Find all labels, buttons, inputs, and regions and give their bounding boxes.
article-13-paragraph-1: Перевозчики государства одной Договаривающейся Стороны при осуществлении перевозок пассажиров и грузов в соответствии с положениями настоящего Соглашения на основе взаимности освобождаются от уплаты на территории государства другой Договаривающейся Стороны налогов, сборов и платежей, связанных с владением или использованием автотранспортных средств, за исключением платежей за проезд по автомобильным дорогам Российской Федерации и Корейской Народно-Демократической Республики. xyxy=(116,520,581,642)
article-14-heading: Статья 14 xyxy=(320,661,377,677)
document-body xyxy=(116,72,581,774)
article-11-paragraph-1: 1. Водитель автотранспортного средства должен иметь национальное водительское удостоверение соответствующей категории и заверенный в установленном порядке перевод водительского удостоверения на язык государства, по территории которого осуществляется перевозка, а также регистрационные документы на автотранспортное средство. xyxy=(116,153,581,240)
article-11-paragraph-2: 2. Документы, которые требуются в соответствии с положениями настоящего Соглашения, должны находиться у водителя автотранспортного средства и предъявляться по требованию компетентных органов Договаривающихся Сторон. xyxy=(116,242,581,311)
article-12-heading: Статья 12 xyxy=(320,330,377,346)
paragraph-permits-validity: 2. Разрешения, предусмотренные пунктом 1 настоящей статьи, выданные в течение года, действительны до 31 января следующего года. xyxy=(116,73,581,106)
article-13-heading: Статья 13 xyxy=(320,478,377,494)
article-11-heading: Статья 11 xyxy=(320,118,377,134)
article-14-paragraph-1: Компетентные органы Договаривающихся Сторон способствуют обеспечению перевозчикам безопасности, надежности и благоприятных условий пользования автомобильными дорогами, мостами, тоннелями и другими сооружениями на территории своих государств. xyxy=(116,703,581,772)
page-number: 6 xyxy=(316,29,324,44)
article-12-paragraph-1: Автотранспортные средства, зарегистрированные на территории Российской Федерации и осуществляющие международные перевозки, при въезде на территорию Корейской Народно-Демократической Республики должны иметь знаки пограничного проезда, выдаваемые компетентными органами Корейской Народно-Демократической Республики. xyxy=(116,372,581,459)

WRITTEN REQUEST:
Write out the rows above word for word, beginning with the first row and stopping after the row that contains "article-11-paragraph-1: 1. Водитель", including both of those rows.

ANSWER:
Find all labels, buttons, inputs, and regions and give their bounding boxes.
article-13-paragraph-1: Перевозчики государства одной Договаривающейся Стороны при осуществлении перевозок пассажиров и грузов в соответствии с положениями настоящего Соглашения на основе взаимности освобождаются от уплаты на территории государства другой Договаривающейся Стороны налогов, сборов и платежей, связанных с владением или использованием автотранспортных средств, за исключением платежей за проезд по автомобильным дорогам Российской Федерации и Корейской Народно-Демократической Республики. xyxy=(116,520,581,642)
article-14-heading: Статья 14 xyxy=(320,661,377,677)
document-body xyxy=(116,72,581,774)
article-11-paragraph-1: 1. Водитель автотранспортного средства должен иметь национальное водительское удостоверение соответствующей категории и заверенный в установленном порядке перевод водительского удостоверения на язык государства, по территории которого осуществляется перевозка, а также регистрационные документы на автотранспортное средство. xyxy=(116,153,581,240)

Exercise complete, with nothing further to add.